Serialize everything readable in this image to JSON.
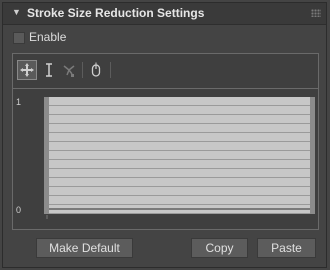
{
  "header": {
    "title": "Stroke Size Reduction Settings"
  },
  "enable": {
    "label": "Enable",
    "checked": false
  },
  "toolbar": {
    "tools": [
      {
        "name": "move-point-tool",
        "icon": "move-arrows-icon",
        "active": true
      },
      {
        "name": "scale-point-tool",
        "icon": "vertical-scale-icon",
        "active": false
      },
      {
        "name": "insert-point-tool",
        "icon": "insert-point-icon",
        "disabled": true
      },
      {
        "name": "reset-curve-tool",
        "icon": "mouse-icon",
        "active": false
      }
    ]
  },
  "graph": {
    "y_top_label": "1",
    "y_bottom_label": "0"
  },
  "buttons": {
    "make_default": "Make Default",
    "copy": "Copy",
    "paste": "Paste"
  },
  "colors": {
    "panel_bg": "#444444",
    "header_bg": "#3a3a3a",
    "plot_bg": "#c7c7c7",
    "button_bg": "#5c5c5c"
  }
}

• • • • •

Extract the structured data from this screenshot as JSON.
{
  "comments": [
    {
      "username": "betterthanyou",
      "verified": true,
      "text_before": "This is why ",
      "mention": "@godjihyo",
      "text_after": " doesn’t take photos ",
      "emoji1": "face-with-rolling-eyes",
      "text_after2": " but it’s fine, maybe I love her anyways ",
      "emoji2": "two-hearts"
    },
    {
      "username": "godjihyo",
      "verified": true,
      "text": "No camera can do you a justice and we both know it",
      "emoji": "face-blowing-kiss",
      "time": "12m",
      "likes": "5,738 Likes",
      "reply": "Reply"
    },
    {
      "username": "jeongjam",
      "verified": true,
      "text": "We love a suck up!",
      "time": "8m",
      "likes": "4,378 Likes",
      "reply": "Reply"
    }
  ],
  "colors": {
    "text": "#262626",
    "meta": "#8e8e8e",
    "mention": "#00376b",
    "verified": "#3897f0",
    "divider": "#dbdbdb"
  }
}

• • • • •

§ **REQUIREMENT**: Note each line of the entries that has "icon" in it, and copy those lines.

§ **EXPECTED OUTPUT**:
        "icon": "move-arrows-icon",
        "icon": "vertical-scale-icon",
        "icon": "insert-point-icon",
        "icon": "mouse-icon",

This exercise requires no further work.